» What you should do
Show every line in the records below that contains the word "Personal".

» Record excerpts

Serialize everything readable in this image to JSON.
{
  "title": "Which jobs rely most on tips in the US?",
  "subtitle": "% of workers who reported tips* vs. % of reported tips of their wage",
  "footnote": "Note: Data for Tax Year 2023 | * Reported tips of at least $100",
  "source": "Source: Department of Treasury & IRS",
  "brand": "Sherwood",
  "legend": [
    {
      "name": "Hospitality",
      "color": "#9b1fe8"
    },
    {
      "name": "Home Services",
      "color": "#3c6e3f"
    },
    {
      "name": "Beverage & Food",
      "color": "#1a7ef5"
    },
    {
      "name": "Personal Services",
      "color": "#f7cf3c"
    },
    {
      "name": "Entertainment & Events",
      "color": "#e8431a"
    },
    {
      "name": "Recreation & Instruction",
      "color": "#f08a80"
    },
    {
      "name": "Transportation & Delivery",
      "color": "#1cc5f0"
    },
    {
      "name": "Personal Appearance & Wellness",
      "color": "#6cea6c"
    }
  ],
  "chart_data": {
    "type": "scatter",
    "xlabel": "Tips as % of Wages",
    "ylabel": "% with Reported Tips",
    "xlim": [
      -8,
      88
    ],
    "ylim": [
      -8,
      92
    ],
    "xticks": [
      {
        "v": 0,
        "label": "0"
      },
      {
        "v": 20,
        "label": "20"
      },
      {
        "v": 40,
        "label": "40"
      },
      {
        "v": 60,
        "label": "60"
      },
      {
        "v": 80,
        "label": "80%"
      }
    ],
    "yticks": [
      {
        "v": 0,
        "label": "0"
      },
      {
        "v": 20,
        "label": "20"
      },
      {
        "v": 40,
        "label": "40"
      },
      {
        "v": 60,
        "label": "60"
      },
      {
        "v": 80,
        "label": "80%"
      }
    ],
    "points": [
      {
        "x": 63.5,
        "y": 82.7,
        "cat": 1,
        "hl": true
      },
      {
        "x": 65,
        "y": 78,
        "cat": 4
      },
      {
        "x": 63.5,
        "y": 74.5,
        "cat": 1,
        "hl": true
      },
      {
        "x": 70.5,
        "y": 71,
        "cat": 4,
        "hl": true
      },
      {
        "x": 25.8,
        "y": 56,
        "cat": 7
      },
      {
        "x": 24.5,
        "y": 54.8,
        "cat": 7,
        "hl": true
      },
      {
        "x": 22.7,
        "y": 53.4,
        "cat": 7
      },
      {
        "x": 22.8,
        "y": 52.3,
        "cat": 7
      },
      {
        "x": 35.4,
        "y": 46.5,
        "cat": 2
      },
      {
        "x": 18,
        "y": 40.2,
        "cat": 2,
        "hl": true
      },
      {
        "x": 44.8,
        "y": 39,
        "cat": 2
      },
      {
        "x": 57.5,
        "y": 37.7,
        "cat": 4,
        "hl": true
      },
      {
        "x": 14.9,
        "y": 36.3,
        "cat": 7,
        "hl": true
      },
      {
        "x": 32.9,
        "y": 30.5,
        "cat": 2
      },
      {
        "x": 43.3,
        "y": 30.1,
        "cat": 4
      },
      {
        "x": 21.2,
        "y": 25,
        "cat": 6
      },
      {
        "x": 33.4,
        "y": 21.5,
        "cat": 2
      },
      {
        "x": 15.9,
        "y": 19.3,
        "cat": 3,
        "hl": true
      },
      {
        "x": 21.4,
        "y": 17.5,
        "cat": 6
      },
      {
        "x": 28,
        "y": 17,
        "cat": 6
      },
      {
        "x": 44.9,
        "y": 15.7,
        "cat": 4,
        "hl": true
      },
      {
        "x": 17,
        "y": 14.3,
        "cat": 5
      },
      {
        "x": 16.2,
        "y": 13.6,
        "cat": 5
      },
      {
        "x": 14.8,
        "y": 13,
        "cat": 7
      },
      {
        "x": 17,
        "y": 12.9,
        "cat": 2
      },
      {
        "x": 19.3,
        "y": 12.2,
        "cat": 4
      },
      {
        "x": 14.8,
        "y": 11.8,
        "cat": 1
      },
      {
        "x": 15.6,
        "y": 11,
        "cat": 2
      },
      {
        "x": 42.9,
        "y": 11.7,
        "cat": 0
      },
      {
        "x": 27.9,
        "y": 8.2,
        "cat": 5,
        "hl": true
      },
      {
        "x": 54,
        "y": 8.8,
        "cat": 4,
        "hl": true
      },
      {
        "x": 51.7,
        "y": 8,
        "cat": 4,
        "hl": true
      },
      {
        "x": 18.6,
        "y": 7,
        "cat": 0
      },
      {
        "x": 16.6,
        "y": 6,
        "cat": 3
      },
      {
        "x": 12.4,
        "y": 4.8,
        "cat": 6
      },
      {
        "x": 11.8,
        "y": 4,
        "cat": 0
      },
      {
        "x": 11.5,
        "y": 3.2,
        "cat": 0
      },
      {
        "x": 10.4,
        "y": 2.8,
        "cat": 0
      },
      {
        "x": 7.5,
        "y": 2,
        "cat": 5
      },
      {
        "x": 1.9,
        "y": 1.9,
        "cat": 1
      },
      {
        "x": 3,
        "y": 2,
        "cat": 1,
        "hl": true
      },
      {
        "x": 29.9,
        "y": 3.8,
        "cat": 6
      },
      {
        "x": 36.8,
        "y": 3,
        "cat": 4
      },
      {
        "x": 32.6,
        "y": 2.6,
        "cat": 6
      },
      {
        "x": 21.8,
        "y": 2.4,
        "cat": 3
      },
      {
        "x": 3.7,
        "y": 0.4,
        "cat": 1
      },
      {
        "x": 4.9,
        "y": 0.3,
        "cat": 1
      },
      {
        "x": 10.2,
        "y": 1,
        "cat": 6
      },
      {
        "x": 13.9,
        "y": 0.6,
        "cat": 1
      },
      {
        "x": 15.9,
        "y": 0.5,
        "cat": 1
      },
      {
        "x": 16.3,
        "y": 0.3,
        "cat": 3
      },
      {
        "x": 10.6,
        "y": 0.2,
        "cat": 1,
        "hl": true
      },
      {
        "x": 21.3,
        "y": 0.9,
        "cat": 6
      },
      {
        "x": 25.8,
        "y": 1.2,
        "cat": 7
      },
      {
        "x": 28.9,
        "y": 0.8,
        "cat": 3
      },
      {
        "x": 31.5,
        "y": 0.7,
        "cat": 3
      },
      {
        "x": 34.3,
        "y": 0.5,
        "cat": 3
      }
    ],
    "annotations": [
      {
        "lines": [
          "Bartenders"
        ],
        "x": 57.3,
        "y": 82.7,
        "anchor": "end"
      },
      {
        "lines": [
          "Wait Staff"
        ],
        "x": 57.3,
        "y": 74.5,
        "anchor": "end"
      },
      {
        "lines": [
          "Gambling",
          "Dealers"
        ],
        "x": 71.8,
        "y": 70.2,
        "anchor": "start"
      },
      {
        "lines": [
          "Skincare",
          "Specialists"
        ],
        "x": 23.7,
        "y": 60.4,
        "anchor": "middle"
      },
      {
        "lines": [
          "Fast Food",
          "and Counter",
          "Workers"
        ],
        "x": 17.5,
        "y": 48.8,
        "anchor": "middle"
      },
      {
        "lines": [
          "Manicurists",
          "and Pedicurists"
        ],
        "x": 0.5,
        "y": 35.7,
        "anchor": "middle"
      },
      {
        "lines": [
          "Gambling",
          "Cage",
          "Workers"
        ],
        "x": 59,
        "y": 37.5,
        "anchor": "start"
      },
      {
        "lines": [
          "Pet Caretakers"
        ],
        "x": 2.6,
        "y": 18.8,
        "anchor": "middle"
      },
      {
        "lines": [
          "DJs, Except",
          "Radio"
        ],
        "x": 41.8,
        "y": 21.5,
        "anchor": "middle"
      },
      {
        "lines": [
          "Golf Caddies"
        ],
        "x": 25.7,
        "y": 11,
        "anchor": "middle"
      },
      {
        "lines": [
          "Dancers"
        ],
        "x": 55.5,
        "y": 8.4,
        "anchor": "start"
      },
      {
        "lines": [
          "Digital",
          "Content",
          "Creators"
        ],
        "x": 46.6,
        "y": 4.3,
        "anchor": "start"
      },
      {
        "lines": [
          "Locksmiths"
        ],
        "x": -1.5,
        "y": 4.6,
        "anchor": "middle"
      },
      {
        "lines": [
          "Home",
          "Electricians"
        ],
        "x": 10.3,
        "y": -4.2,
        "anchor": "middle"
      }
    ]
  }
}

» Answer for the task
      "name": "Personal Services",
      "name": "Personal Appearance & Wellness",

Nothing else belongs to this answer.